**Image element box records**
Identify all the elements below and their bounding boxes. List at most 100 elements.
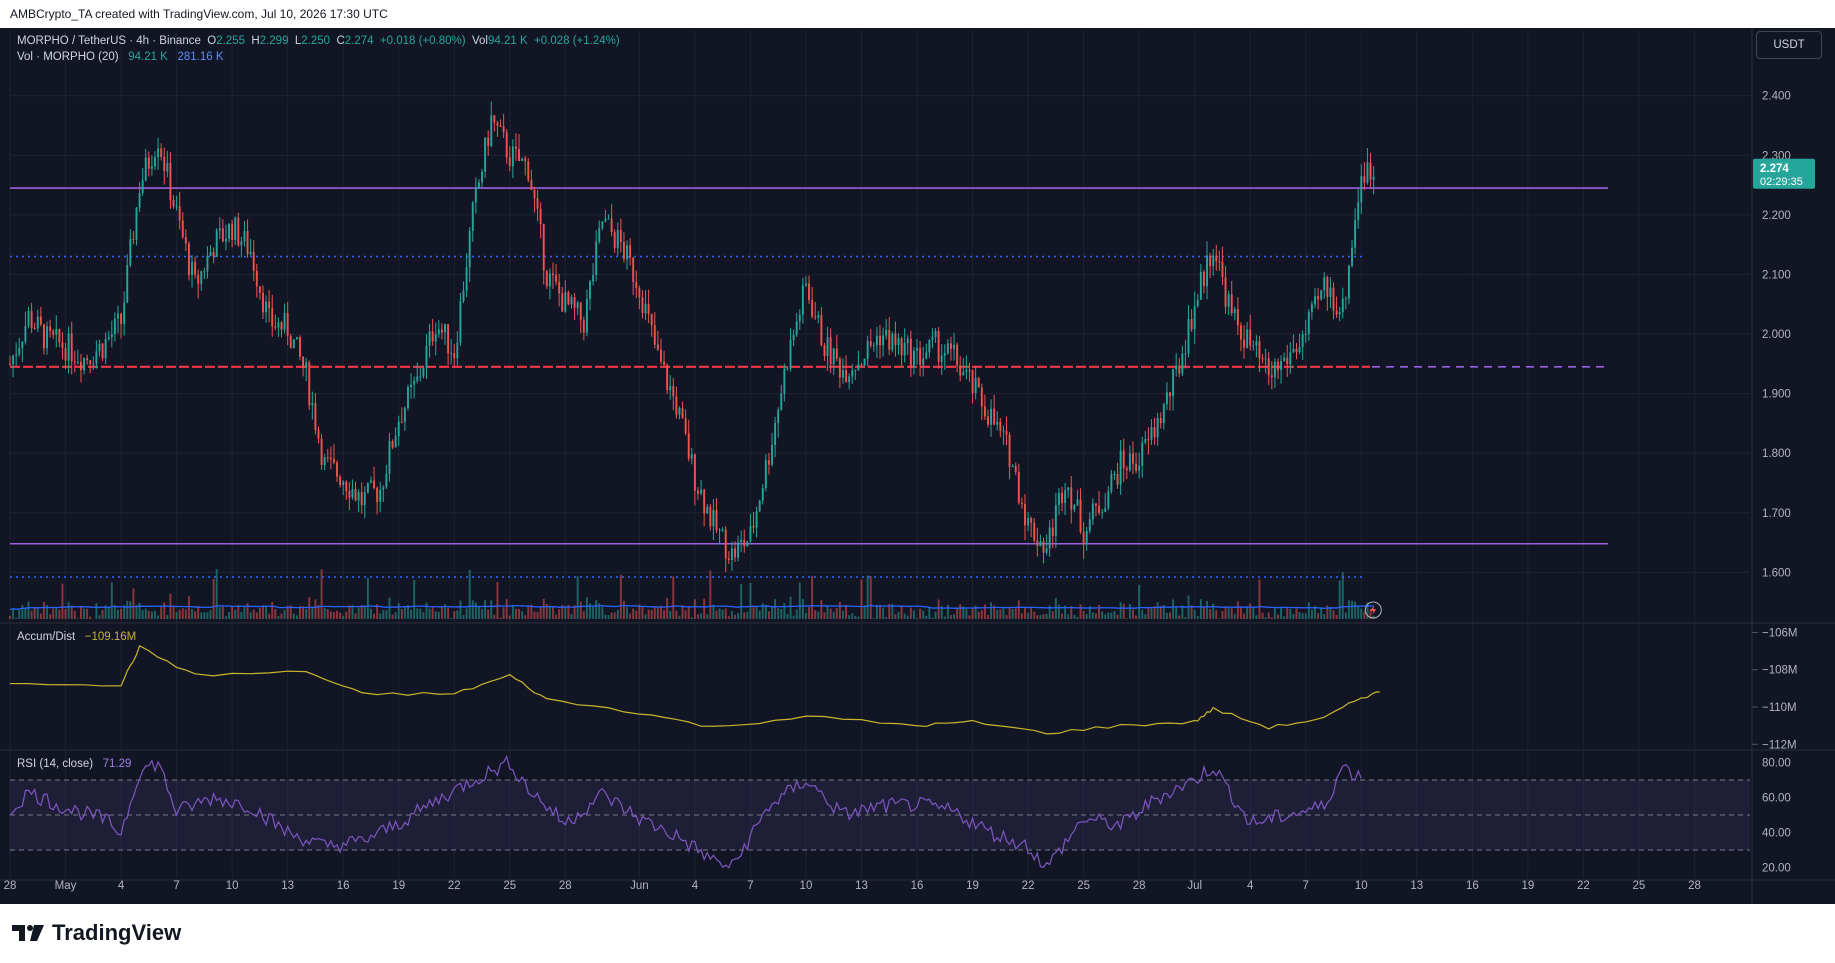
volume-bar (693, 599, 696, 619)
volume-bar (76, 618, 79, 619)
chart-canvas[interactable]: 28 May 4 7 10 13 16 19 22 25 28 Jun 4 7 10 13 16 19 22 25 28… (0, 28, 1835, 904)
candle-body (1147, 439, 1150, 441)
candle-body (212, 252, 215, 257)
volume-bar (780, 608, 783, 619)
candle-body (1085, 531, 1088, 545)
candle-body (814, 316, 817, 318)
date-tick-label: 10 (800, 880, 813, 892)
candle-body (1252, 345, 1255, 347)
candle-body (644, 303, 647, 314)
volume-bar (1085, 614, 1088, 619)
volume-bar (746, 611, 749, 619)
candle-body (243, 231, 246, 242)
candle-body (780, 393, 783, 410)
ad-tick-label: −112M (1762, 739, 1797, 751)
candle-body (622, 242, 625, 260)
volume-bar (1307, 602, 1310, 619)
candle-body (678, 408, 681, 415)
candle-body (527, 161, 530, 181)
candle-body (533, 189, 536, 198)
candle-body (191, 261, 193, 275)
volume-bar (1020, 613, 1023, 619)
candle-body (237, 217, 240, 246)
date-tick-label: Jul (1187, 880, 1202, 892)
candle-body (388, 441, 391, 474)
volume-bar (428, 608, 431, 619)
currency-button[interactable]: USDT (1756, 31, 1822, 59)
candle-body (1320, 290, 1323, 300)
volume-bar (249, 612, 252, 619)
candle-body (598, 227, 601, 242)
volume-bar (573, 605, 576, 619)
candle-body (956, 344, 959, 366)
candle-body (46, 326, 48, 349)
candle-body (440, 329, 443, 333)
candle-body (209, 252, 212, 257)
candle-body (351, 488, 354, 498)
volume-bar (299, 606, 301, 619)
candle-body (613, 232, 616, 249)
volume-bar (407, 605, 409, 619)
candle-body (465, 267, 468, 291)
volume-bar (1286, 608, 1289, 619)
volume-bar (940, 606, 943, 619)
candle-body (89, 360, 92, 364)
volume-bar (1277, 614, 1279, 619)
candle-body (252, 251, 255, 271)
tradingview-logo[interactable]: TradingView (12, 920, 181, 946)
volume-bar (101, 609, 104, 619)
candle-body (234, 217, 237, 241)
volume-bar (1264, 617, 1267, 619)
candle-body (953, 344, 955, 349)
candle-body (925, 352, 928, 359)
candle-body (1304, 334, 1307, 336)
candle-body (271, 308, 274, 327)
candle-body (681, 408, 684, 419)
candle-body (872, 345, 875, 347)
candle-body (262, 292, 264, 313)
date-tick-label: 19 (966, 880, 979, 892)
volume-bar (1014, 608, 1017, 619)
candle-body (231, 223, 234, 241)
candle-body (1070, 487, 1073, 510)
volume-bar (826, 605, 829, 619)
volume-bar (138, 602, 141, 619)
date-tick-label: 16 (337, 880, 350, 892)
volume-bar (993, 605, 996, 619)
volume-bar (403, 606, 406, 619)
volume-bar (1088, 606, 1091, 619)
volume-bar (1045, 613, 1048, 619)
candle-body (826, 337, 829, 357)
volume-bar (203, 612, 206, 619)
candle-body (737, 542, 740, 558)
volume-bar (209, 610, 212, 619)
candle-body (490, 115, 493, 146)
volume-bar (595, 600, 598, 619)
volume-bar (496, 581, 499, 619)
volume-bar (419, 608, 422, 619)
candle-body (33, 328, 36, 330)
volume-bar (197, 605, 200, 619)
volume-bar (771, 607, 773, 619)
candle-body (1011, 465, 1014, 467)
candle-body (175, 206, 178, 208)
candle-body (767, 460, 770, 465)
volume-bar (98, 615, 101, 619)
tradingview-wordmark: TradingView (52, 920, 182, 945)
volume-bar (558, 609, 561, 619)
volume-bar (1144, 614, 1147, 619)
candle-body (1236, 308, 1239, 326)
volume-bar (39, 613, 42, 619)
candle-body (589, 281, 591, 299)
volume-bar (857, 616, 860, 619)
low-label: L (294, 35, 302, 47)
candle-body (950, 343, 952, 349)
volume-bar (928, 608, 931, 619)
ad-legend: Accum/Dist −109.16M (17, 631, 136, 643)
date-tick-label: 10 (1355, 880, 1368, 892)
volume-bar (1054, 597, 1057, 619)
volume-bar (163, 602, 166, 619)
candle-body (9, 363, 11, 365)
candle-body (968, 370, 971, 372)
candle-body (916, 348, 918, 351)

**Objective**
Reproduce every line of the records above, leaving out the pictures.

**Worked solution**
Identify all the elements below and their bounding boxes. List at most 100 elements.
volume-bar (693, 599, 696, 619)
volume-bar (76, 618, 79, 619)
chart-canvas[interactable]: 28 May 4 7 10 13 16 19 22 25 28 Jun 4 7 10 13 16 19 22 25 28… (0, 28, 1835, 904)
candle-body (1147, 439, 1150, 441)
candle-body (212, 252, 215, 257)
volume-bar (780, 608, 783, 619)
candle-body (1085, 531, 1088, 545)
candle-body (814, 316, 817, 318)
date-tick-label: 10 (800, 880, 813, 892)
candle-body (1252, 345, 1255, 347)
candle-body (644, 303, 647, 314)
volume-bar (1085, 614, 1088, 619)
volume-bar (746, 611, 749, 619)
candle-body (243, 231, 246, 242)
candle-body (780, 393, 783, 410)
ad-tick-label: −112M (1762, 739, 1797, 751)
candle-body (622, 242, 625, 260)
volume-bar (1307, 602, 1310, 619)
candle-body (678, 408, 681, 415)
candle-body (527, 161, 530, 181)
candle-body (533, 189, 536, 198)
candle-body (191, 261, 193, 275)
volume-bar (1020, 613, 1023, 619)
candle-body (237, 217, 240, 246)
date-tick-label: Jul (1187, 880, 1202, 892)
candle-body (388, 441, 391, 474)
volume-bar (428, 608, 431, 619)
currency-button[interactable]: USDT (1756, 31, 1822, 59)
candle-body (1320, 290, 1323, 300)
volume-bar (249, 612, 252, 619)
candle-body (598, 227, 601, 242)
volume-bar (573, 605, 576, 619)
candle-body (956, 344, 959, 366)
candle-body (46, 326, 48, 349)
candle-body (440, 329, 443, 333)
candle-body (209, 252, 212, 257)
candle-body (351, 488, 354, 498)
volume-bar (299, 606, 301, 619)
candle-body (613, 232, 616, 249)
volume-bar (407, 605, 409, 619)
candle-body (465, 267, 468, 291)
volume-bar (1286, 608, 1289, 619)
volume-bar (940, 606, 943, 619)
candle-body (89, 360, 92, 364)
volume-bar (1277, 614, 1279, 619)
candle-body (252, 251, 255, 271)
tradingview-logo[interactable]: TradingView (12, 920, 181, 946)
volume-bar (101, 609, 104, 619)
candle-body (234, 217, 237, 241)
volume-bar (1264, 617, 1267, 619)
candle-body (953, 344, 955, 349)
candle-body (925, 352, 928, 359)
candle-body (1304, 334, 1307, 336)
candle-body (271, 308, 274, 327)
candle-body (681, 408, 684, 419)
candle-body (872, 345, 875, 347)
candle-body (262, 292, 264, 313)
date-tick-label: 19 (966, 880, 979, 892)
volume-bar (1014, 608, 1017, 619)
candle-body (231, 223, 234, 241)
candle-body (1070, 487, 1073, 510)
volume-bar (826, 605, 829, 619)
volume-bar (138, 602, 141, 619)
date-tick-label: 16 (337, 880, 350, 892)
volume-bar (993, 605, 996, 619)
volume-bar (403, 606, 406, 619)
volume-bar (1088, 606, 1091, 619)
volume-bar (1045, 613, 1048, 619)
candle-body (826, 337, 829, 357)
volume-bar (203, 612, 206, 619)
candle-body (737, 542, 740, 558)
volume-bar (209, 610, 212, 619)
candle-body (490, 115, 493, 146)
volume-bar (595, 600, 598, 619)
volume-bar (496, 581, 499, 619)
volume-bar (419, 608, 422, 619)
candle-body (33, 328, 36, 330)
volume-bar (197, 605, 200, 619)
volume-bar (771, 607, 773, 619)
candle-body (1011, 465, 1014, 467)
candle-body (175, 206, 178, 208)
candle-body (767, 460, 770, 465)
volume-bar (98, 615, 101, 619)
tradingview-wordmark: TradingView (52, 920, 182, 945)
volume-bar (558, 609, 561, 619)
volume-bar (1144, 614, 1147, 619)
candle-body (1236, 308, 1239, 326)
volume-bar (39, 613, 42, 619)
candle-body (589, 281, 591, 299)
volume-bar (857, 616, 860, 619)
low-label: L (294, 35, 302, 47)
candle-body (950, 343, 952, 349)
volume-bar (928, 608, 931, 619)
ad-legend: Accum/Dist −109.16M (17, 631, 136, 643)
date-tick-label: 10 (1355, 880, 1368, 892)
volume-bar (1054, 597, 1057, 619)
volume-bar (163, 602, 166, 619)
candle-body (9, 363, 11, 365)
candle-body (968, 370, 971, 372)
candle-body (916, 348, 918, 351)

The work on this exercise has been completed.